● Exercise requirements:
Each entry should be quoted word for word, including every mark of punctuation.

Stored data entries:
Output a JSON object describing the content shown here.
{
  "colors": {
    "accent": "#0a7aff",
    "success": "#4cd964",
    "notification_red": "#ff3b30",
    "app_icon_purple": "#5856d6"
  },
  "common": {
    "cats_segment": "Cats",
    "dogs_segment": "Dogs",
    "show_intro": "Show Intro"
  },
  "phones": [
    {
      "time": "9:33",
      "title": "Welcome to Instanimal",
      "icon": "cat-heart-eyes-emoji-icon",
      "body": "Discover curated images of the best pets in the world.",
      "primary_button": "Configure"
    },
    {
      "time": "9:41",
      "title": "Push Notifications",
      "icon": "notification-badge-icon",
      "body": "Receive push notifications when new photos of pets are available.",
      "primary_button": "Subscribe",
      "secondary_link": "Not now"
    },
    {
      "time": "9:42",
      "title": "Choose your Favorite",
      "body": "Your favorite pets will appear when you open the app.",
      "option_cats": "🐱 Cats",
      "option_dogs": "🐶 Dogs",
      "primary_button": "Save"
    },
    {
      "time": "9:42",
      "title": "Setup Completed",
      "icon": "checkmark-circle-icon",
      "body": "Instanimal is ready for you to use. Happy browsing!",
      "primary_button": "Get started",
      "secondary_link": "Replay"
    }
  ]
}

● Written solution:
Output a JSON object describing the content shown here.
{
  "colors": {
    "accent": "#0a7aff",
    "success": "#4cd964",
    "notification_red": "#ff3b30",
    "app_icon_purple": "#5856d6"
  },
  "common": {
    "cats_segment": "Cats",
    "dogs_segment": "Dogs",
    "show_intro": "Show Intro"
  },
  "phones": [
    {
      "time": "9:33",
      "title": "Welcome to Instanimal",
      "icon": "cat-heart-eyes-emoji-icon",
      "body": "Discover curated images of the best pets in the world.",
      "primary_button": "Configure"
    },
    {
      "time": "9:41",
      "title": "Push Notifications",
      "icon": "notification-badge-icon",
      "body": "Receive push notifications when new photos of pets are available.",
      "primary_button": "Subscribe",
      "secondary_link": "Not now"
    },
    {
      "time": "9:42",
      "title": "Choose your Favorite",
      "body": "Your favorite pets will appear when you open the app.",
      "option_cats": "🐱 Cats",
      "option_dogs": "🐶 Dogs",
      "primary_button": "Save"
    },
    {
      "time": "9:42",
      "title": "Setup Completed",
      "icon": "checkmark-circle-icon",
      "body": "Instanimal is ready for you to use. Happy browsing!",
      "primary_button": "Get started",
      "secondary_link": "Replay"
    }
  ]
}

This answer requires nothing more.